◆ Information supplied ◆
╭──

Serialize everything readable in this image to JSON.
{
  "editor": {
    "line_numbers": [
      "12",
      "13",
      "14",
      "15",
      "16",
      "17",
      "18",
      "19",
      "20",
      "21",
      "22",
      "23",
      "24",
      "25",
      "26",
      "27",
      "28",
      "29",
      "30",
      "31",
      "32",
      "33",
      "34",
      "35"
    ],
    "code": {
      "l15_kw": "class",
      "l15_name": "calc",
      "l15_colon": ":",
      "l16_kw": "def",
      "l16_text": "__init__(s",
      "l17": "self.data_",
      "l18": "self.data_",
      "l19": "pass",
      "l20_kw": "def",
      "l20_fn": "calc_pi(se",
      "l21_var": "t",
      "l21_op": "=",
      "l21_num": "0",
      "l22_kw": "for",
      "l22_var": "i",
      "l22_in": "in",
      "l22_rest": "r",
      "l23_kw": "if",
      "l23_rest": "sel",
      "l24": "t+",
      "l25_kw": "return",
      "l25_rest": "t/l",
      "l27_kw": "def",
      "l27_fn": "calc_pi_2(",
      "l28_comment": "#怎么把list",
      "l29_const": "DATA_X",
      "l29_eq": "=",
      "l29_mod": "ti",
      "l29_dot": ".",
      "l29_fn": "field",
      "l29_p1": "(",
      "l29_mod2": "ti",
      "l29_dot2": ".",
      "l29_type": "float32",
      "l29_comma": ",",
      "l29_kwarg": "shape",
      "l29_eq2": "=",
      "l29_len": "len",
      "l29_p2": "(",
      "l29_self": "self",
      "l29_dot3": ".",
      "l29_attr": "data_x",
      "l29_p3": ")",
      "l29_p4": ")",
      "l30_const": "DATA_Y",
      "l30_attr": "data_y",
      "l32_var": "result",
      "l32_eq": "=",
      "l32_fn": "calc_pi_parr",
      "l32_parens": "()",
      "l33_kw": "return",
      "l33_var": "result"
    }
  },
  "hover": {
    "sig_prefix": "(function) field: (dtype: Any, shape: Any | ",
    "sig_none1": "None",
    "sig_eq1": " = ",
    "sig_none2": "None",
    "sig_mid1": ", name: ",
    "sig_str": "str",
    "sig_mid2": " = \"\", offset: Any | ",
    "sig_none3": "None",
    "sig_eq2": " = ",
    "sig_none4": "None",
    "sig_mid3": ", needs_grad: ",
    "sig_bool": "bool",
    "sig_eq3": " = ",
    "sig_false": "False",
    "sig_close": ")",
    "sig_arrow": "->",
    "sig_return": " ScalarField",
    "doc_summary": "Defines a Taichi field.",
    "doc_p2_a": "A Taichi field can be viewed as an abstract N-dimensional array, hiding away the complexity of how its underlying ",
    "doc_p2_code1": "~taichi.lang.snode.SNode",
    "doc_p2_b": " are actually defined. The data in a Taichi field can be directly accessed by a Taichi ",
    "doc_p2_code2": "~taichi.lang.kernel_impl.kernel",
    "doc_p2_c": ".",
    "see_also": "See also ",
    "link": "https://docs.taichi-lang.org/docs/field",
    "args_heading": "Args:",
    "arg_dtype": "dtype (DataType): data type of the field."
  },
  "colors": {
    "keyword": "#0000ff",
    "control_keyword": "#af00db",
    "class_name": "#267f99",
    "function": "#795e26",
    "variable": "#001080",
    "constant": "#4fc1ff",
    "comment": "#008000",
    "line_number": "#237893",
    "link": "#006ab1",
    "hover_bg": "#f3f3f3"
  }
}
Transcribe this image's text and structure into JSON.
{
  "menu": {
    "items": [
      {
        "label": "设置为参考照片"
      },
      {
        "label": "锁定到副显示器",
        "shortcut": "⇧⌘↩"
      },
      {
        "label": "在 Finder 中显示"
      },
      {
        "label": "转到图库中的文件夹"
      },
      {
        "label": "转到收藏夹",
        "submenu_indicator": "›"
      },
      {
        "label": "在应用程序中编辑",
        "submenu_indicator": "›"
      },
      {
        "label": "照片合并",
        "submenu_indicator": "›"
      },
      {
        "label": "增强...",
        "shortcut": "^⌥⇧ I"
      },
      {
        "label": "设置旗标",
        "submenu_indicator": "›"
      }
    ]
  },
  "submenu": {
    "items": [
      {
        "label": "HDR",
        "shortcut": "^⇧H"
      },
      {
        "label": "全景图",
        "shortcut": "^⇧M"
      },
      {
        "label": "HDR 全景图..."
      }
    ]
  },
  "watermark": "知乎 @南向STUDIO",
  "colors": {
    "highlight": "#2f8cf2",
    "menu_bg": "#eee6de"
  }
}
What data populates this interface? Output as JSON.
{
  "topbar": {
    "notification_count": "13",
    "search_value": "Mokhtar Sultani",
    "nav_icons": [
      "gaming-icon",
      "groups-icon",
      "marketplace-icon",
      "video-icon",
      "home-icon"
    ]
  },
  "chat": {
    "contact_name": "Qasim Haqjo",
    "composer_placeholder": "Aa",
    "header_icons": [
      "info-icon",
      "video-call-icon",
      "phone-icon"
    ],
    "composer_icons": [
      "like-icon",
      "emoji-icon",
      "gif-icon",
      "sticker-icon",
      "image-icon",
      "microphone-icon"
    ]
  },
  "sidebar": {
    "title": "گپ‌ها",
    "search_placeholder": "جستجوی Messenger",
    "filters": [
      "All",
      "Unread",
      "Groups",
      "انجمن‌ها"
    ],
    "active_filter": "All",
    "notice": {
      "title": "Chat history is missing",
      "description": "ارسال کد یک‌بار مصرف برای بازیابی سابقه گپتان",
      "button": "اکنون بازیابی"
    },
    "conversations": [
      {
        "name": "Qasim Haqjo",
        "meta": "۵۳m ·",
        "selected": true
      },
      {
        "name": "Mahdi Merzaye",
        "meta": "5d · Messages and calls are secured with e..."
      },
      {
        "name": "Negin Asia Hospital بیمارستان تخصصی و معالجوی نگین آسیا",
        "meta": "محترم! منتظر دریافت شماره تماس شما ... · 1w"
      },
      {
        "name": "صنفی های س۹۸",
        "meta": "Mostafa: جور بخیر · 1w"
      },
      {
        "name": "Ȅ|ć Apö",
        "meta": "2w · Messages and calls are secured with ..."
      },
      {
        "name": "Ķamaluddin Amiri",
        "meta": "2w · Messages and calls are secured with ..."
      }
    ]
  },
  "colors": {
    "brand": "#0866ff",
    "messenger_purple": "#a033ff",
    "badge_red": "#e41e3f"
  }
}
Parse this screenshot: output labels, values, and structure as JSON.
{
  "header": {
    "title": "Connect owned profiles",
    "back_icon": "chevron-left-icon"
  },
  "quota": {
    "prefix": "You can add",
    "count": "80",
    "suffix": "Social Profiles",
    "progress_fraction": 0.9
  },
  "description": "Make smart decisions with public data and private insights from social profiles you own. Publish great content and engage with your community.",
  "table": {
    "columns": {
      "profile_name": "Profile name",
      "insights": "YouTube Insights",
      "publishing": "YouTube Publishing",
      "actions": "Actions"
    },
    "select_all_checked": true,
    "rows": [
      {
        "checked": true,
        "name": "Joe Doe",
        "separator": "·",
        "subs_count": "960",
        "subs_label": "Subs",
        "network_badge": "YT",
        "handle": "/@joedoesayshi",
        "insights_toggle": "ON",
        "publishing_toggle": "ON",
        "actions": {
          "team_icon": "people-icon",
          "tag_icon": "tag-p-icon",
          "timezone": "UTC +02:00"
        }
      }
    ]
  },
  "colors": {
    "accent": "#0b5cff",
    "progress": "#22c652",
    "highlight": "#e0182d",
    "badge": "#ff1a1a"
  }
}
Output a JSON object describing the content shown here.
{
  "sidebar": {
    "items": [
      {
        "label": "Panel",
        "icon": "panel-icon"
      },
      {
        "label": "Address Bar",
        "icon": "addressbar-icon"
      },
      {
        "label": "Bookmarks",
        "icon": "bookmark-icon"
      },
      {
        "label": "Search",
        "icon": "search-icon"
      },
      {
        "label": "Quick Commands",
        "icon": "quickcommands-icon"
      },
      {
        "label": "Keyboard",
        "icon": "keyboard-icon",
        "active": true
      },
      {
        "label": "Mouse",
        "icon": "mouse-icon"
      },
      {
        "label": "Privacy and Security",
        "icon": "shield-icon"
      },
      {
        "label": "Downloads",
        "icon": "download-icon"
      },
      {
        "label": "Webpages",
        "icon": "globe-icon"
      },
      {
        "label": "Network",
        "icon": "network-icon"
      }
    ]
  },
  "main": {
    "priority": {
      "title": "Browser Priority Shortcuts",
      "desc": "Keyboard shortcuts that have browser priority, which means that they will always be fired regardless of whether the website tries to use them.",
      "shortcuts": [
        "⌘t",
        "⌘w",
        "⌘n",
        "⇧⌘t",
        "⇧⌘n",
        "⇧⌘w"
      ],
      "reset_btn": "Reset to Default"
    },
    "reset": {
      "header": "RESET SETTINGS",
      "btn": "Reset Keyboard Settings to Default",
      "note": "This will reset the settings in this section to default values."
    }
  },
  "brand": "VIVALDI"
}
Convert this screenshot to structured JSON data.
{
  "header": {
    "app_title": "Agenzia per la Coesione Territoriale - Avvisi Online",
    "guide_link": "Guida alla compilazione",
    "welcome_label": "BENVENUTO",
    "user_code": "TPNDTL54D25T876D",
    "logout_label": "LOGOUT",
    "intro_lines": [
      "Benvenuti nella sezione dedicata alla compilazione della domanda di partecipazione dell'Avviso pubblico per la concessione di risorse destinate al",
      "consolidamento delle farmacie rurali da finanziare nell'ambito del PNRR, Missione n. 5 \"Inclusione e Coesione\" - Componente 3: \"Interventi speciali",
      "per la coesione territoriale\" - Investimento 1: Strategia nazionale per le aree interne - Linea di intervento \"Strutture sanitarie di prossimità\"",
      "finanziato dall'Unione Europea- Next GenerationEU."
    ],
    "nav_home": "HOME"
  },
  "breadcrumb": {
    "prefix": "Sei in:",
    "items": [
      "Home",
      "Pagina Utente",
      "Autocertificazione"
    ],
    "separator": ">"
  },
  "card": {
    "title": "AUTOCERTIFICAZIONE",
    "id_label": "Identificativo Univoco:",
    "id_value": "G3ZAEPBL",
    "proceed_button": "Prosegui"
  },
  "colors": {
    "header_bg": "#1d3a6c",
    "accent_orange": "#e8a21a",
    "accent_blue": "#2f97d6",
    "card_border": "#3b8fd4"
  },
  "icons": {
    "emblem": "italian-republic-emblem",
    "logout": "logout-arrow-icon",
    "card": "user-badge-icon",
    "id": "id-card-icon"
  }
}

╰──

◆ Problem statement ◆
Find every line that includes the string "will". Report how many there are and nothing else.

◆ Finished answer ◆
2